** Work required **
Look through the listing below and give the number of lines that hold "likes". Say nothing more.
--- BEGIN Task data ---
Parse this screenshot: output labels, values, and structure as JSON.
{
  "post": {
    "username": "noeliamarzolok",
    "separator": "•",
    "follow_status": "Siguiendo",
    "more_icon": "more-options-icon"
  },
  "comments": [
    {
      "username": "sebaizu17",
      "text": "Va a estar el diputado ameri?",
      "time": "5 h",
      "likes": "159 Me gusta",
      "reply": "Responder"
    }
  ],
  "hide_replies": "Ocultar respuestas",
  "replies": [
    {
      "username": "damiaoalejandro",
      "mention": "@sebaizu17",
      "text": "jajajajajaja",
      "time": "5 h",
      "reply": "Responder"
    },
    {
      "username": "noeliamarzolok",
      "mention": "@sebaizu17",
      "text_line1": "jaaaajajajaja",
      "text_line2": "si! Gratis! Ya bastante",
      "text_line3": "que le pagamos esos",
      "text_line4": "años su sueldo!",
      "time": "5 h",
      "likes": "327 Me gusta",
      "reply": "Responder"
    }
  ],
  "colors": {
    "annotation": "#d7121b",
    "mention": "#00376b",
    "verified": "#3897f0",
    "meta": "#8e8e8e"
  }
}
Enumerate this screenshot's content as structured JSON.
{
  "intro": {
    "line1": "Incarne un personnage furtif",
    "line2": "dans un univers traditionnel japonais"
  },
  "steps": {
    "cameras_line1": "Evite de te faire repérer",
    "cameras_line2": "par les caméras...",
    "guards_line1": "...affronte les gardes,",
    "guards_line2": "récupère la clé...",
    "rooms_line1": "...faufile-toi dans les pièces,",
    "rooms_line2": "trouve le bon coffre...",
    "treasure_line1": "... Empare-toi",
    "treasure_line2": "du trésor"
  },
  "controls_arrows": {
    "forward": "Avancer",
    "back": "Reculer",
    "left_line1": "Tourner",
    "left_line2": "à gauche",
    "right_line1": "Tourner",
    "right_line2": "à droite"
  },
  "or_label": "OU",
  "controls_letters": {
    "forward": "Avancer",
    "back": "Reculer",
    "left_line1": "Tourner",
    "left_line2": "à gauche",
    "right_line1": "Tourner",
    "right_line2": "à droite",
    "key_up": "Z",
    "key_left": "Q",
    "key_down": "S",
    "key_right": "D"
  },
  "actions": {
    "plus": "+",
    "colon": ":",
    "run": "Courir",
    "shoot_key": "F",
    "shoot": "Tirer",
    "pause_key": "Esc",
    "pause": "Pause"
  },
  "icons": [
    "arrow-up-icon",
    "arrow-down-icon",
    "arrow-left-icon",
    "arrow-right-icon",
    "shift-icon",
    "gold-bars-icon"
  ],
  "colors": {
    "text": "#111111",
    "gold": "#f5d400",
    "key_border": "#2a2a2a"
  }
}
--- END Task data ---
** The reply **
2